→ What the task asks:
Print the material below again, line for line, with no changes.

→ Listed entries:
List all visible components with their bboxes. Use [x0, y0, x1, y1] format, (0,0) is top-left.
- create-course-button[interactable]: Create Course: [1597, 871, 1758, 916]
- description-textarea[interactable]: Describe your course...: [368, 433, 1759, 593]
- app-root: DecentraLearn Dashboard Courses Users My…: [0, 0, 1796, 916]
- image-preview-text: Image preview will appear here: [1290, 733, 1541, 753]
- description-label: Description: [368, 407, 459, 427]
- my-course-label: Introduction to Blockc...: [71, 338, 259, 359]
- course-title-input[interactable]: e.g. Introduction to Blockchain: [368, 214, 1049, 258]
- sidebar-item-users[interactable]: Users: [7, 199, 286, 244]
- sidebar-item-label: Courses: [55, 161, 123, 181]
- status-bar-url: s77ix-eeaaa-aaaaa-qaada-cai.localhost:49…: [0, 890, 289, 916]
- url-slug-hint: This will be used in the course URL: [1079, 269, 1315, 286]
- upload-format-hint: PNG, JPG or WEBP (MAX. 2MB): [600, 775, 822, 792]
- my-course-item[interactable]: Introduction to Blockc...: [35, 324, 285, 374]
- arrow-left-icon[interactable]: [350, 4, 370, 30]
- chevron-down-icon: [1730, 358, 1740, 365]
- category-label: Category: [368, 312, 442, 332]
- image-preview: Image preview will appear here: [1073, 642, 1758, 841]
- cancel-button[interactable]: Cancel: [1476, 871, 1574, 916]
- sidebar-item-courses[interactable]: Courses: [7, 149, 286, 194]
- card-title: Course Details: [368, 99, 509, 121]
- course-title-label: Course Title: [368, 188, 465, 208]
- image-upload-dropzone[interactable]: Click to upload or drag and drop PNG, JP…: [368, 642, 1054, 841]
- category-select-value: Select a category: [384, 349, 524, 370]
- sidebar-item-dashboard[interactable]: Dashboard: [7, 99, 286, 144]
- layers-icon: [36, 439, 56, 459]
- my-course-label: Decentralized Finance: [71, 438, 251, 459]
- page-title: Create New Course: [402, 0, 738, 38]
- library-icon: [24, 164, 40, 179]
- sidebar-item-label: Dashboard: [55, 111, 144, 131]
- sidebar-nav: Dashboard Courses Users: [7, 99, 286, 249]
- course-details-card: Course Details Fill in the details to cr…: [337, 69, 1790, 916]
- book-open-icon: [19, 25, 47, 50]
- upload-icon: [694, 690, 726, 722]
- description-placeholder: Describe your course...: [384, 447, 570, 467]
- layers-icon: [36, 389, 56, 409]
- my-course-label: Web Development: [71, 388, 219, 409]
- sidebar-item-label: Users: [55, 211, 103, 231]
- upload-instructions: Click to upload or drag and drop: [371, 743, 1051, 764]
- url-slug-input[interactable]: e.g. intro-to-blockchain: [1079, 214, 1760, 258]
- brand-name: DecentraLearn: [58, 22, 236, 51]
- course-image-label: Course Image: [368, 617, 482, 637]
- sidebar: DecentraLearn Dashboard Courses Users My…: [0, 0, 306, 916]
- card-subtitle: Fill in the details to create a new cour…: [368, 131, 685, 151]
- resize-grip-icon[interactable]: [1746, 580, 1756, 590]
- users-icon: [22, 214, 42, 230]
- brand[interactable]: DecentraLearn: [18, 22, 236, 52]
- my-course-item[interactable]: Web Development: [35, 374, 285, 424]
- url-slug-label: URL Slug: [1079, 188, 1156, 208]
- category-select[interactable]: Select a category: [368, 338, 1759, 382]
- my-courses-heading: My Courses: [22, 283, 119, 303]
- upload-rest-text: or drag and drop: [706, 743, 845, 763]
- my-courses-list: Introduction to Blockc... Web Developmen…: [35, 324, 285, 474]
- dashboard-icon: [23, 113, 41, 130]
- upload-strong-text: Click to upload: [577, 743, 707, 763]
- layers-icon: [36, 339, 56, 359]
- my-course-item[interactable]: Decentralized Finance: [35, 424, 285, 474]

→ Expected answer:
List all visible components with their bboxes. Use [x0, y0, x1, y1] format, (0,0) is top-left.
- create-course-button[interactable]: Create Course: [1597, 871, 1758, 916]
- description-textarea[interactable]: Describe your course...: [368, 433, 1759, 593]
- app-root: DecentraLearn Dashboard Courses Users My…: [0, 0, 1796, 916]
- image-preview-text: Image preview will appear here: [1290, 733, 1541, 753]
- description-label: Description: [368, 407, 459, 427]
- my-course-label: Introduction to Blockc...: [71, 338, 259, 359]
- course-title-input[interactable]: e.g. Introduction to Blockchain: [368, 214, 1049, 258]
- sidebar-item-users[interactable]: Users: [7, 199, 286, 244]
- sidebar-item-label: Courses: [55, 161, 123, 181]
- status-bar-url: s77ix-eeaaa-aaaaa-qaada-cai.localhost:49…: [0, 890, 289, 916]
- url-slug-hint: This will be used in the course URL: [1079, 269, 1315, 286]
- upload-format-hint: PNG, JPG or WEBP (MAX. 2MB): [600, 775, 822, 792]
- my-course-item[interactable]: Introduction to Blockc...: [35, 324, 285, 374]
- arrow-left-icon[interactable]: [350, 4, 370, 30]
- chevron-down-icon: [1730, 358, 1740, 365]
- category-label: Category: [368, 312, 442, 332]
- image-preview: Image preview will appear here: [1073, 642, 1758, 841]
- cancel-button[interactable]: Cancel: [1476, 871, 1574, 916]
- sidebar-item-courses[interactable]: Courses: [7, 149, 286, 194]
- card-title: Course Details: [368, 99, 509, 121]
- course-title-label: Course Title: [368, 188, 465, 208]
- image-upload-dropzone[interactable]: Click to upload or drag and drop PNG, JP…: [368, 642, 1054, 841]
- category-select-value: Select a category: [384, 349, 524, 370]
- sidebar-item-dashboard[interactable]: Dashboard: [7, 99, 286, 144]
- layers-icon: [36, 439, 56, 459]
- my-course-label: Decentralized Finance: [71, 438, 251, 459]
- page-title: Create New Course: [402, 0, 738, 38]
- library-icon: [24, 164, 40, 179]
- sidebar-item-label: Dashboard: [55, 111, 144, 131]
- sidebar-nav: Dashboard Courses Users: [7, 99, 286, 249]
- course-details-card: Course Details Fill in the details to cr…: [337, 69, 1790, 916]
- book-open-icon: [19, 25, 47, 50]
- upload-icon: [694, 690, 726, 722]
- description-placeholder: Describe your course...: [384, 447, 570, 467]
- layers-icon: [36, 389, 56, 409]
- my-course-label: Web Development: [71, 388, 219, 409]
- sidebar-item-label: Users: [55, 211, 103, 231]
- upload-instructions: Click to upload or drag and drop: [371, 743, 1051, 764]
- url-slug-input[interactable]: e.g. intro-to-blockchain: [1079, 214, 1760, 258]
- brand-name: DecentraLearn: [58, 22, 236, 51]
- course-image-label: Course Image: [368, 617, 482, 637]
- sidebar: DecentraLearn Dashboard Courses Users My…: [0, 0, 306, 916]
- card-subtitle: Fill in the details to create a new cour…: [368, 131, 685, 151]
- resize-grip-icon[interactable]: [1746, 580, 1756, 590]
- users-icon: [22, 214, 42, 230]
- brand[interactable]: DecentraLearn: [18, 22, 236, 52]
- my-course-item[interactable]: Web Development: [35, 374, 285, 424]
- url-slug-label: URL Slug: [1079, 188, 1156, 208]
- category-select[interactable]: Select a category: [368, 338, 1759, 382]
- my-courses-heading: My Courses: [22, 283, 119, 303]
- upload-rest-text: or drag and drop: [706, 743, 845, 763]
- my-courses-list: Introduction to Blockc... Web Developmen…: [35, 324, 285, 474]
- dashboard-icon: [23, 113, 41, 130]
- upload-strong-text: Click to upload: [577, 743, 707, 763]
- layers-icon: [36, 339, 56, 359]
- my-course-item[interactable]: Decentralized Finance: [35, 424, 285, 474]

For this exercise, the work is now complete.